Goal —
Return the full interview with drummer John Wicks below, word for word.

Text extract —
Illinois Entertainer: How are you?
John Wicks: I’m just finishing up a run here in Athens, Georgia. It’s gorgeous.
IE: Oh, like a literal run?
JW: Yeah, I run a lot. When I’m not drumming [in Fitz And The Tantrums], I’m running. It’s like my hobby. I’m doing ultra marathons now. I’ve got a 15 miler coming up next month and then I’m training for the Cascade Crest run in Washington, which is a 100 miler, and it’s totally insane amounts of running building up for that.
IE: So the life of a traveling rock star isn’t enough, you need to push your body to the limit too?
JW: I will say, it’s definitely helped me with playing in this band, ’cause the show is so high energy that when I’m not in shape I definitely notice it. And Fitz [Michael Fitzpatrick] and Noelle [Scaggs] and myself are moving [constantly] for the hour and a half show . . . so it helps me to be in shape, that’s for sure.
IE: One of the hallmarks of a Fitz And The Tantrums show is the dance party atmosphere. I read that a choreographer was brought in to stage the new songs to give Fitz some moves?
JW: I don’t think Fitz has any lack of moves. They’re kind of strange moves, but there’s definitely no lack of them, but yeah, we brought in a friend of Noelle. So yeah, we’ve got some really cool moments of in sync choreography between Fitz and Noelle and the band. It’s pretty fun.
IE: You’ve been slapped with the throwback label, but after listening to the new album, More Than Just A Dream, that doesn’t really apply anymore. Why stray from something that worked so well?
JW: Once all of us came into the band and it wasn’t just solely Fitz’s baby anymore, all of the different influences came in from all the different band members and sort of set the compass a different way. Now we have a lot of synthesizers and drum machines and all of those things and the rule going into this next record was that there’s no rules. There’s nothing that’s off the table sonically or musically, and we can’t say, “Well, we can’t do that ’cause it doesn’t sound like us or it doesn’t sound like Motown or it doesn’t sound like soul.” The only rule going in is that there’s no rule. I think . . . the reasoning for getting away from that Motown world is that [once] you get lumped there, you’re stuck and none of us really wanted that.

Data extract —
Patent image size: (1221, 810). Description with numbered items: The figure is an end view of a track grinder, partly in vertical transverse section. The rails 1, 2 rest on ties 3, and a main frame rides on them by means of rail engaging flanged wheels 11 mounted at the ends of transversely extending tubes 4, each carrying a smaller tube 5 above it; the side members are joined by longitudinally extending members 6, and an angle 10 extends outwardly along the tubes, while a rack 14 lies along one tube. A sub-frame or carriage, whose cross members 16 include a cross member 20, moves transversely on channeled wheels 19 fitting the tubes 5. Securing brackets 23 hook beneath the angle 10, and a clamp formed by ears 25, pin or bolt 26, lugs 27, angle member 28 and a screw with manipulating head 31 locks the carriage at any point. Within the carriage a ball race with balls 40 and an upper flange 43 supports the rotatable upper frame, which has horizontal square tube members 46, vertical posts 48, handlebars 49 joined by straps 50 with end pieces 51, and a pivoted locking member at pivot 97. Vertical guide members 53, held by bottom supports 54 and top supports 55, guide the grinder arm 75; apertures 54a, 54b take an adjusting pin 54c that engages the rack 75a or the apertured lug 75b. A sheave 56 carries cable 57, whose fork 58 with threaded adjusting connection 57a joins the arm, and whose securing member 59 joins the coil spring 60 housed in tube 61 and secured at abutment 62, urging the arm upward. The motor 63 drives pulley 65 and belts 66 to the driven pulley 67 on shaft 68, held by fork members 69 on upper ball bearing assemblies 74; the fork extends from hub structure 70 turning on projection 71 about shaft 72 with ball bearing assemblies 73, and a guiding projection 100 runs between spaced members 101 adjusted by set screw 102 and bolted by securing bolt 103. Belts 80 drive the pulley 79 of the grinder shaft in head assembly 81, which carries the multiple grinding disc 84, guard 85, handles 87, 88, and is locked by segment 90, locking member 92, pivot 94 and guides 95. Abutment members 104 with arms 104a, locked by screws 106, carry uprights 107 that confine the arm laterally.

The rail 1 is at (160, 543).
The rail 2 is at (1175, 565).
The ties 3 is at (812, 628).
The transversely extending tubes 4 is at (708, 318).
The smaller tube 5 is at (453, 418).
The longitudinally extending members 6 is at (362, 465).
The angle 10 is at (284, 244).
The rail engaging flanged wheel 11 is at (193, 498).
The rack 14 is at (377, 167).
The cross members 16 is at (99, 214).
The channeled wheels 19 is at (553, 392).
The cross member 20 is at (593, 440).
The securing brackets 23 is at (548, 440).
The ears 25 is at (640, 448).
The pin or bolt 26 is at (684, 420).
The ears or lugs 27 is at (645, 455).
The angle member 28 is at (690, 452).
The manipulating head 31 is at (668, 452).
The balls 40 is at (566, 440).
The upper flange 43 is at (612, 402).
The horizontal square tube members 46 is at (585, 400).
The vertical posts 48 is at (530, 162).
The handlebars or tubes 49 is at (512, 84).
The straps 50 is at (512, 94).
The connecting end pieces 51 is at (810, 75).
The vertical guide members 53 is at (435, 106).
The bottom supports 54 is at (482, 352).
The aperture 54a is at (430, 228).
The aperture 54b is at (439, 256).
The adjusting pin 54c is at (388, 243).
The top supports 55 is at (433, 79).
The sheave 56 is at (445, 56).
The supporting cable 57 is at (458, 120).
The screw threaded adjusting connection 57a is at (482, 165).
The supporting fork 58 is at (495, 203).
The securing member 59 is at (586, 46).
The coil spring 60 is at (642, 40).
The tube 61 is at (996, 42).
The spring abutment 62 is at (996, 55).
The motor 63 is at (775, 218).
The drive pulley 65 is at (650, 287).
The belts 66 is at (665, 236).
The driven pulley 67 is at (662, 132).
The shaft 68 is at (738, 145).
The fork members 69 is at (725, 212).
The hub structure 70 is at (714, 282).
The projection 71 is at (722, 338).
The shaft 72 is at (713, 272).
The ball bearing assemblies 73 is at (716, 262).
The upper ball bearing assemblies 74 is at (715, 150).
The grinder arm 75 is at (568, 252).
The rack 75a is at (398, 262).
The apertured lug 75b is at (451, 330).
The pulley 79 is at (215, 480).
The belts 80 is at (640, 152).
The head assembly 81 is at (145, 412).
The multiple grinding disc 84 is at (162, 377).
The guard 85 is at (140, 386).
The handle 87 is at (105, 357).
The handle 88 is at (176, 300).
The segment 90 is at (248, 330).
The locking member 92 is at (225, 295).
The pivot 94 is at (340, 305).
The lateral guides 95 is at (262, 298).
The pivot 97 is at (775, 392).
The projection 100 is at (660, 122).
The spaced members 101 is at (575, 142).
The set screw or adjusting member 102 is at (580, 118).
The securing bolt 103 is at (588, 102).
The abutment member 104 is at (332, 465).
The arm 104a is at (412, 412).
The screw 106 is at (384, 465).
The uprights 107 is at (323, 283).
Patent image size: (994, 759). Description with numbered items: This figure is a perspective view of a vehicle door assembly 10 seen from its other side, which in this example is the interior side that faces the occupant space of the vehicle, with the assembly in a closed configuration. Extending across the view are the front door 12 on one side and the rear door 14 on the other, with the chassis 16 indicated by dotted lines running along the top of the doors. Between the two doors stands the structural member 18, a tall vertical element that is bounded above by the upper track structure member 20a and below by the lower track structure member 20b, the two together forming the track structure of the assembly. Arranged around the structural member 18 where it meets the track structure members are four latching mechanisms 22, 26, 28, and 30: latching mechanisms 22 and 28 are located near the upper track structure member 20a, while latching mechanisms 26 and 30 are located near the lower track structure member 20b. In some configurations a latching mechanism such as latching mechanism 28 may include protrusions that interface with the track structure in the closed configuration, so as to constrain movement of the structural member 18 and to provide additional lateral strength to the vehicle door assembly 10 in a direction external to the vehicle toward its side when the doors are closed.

Solution to the problem —
Illinois Entertainer: How are you?
John Wicks: I’m just finishing up a run here in Athens, Georgia. It’s gorgeous.
IE: Oh, like a literal run?
JW: Yeah, I run a lot. When I’m not drumming [in Fitz And The Tantrums], I’m running. It’s like my hobby. I’m doing ultra marathons now. I’ve got a 15 miler coming up next month and then I’m training for the Cascade Crest run in Washington, which is a 100 miler, and it’s totally insane amounts of running building up for that.
IE: So the life of a traveling rock star isn’t enough, you need to push your body to the limit too?
JW: I will say, it’s definitely helped me with playing in this band, ’cause the show is so high energy that when I’m not in shape I definitely notice it. And Fitz [Michael Fitzpatrick] and Noelle [Scaggs] and myself are moving [constantly] for the hour and a half show . . . so it helps me to be in shape, that’s for sure.
IE: One of the hallmarks of a Fitz And The Tantrums show is the dance party atmosphere. I read that a choreographer was brought in to stage the new songs to give Fitz some moves?
JW: I don’t think Fitz has any lack of moves. They’re kind of strange moves, but there’s definitely no lack of them, but yeah, we brought in a friend of Noelle. So yeah, we’ve got some really cool moments of in sync choreography between Fitz and Noelle and the band. It’s pretty fun.
IE: You’ve been slapped with the throwback label, but after listening to the new album, More Than Just A Dream, that doesn’t really apply anymore. Why stray from something that worked so well?
JW: Once all of us came into the band and it wasn’t just solely Fitz’s baby anymore, all of the different influences came in from all the different band members and sort of set the compass a different way. Now we have a lot of synthesizers and drum machines and all of those things and the rule going into this next record was that there’s no rules. There’s nothing that’s off the table sonically or musically, and we can’t say, “Well, we can’t do that ’cause it doesn’t sound like us or it doesn’t sound like Motown or it doesn’t sound like soul.” The only rule going in is that there’s no rule. I think . . . the reasoning for getting away from that Motown world is that [once] you get lumped there, you’re stuck and none of us really wanted that.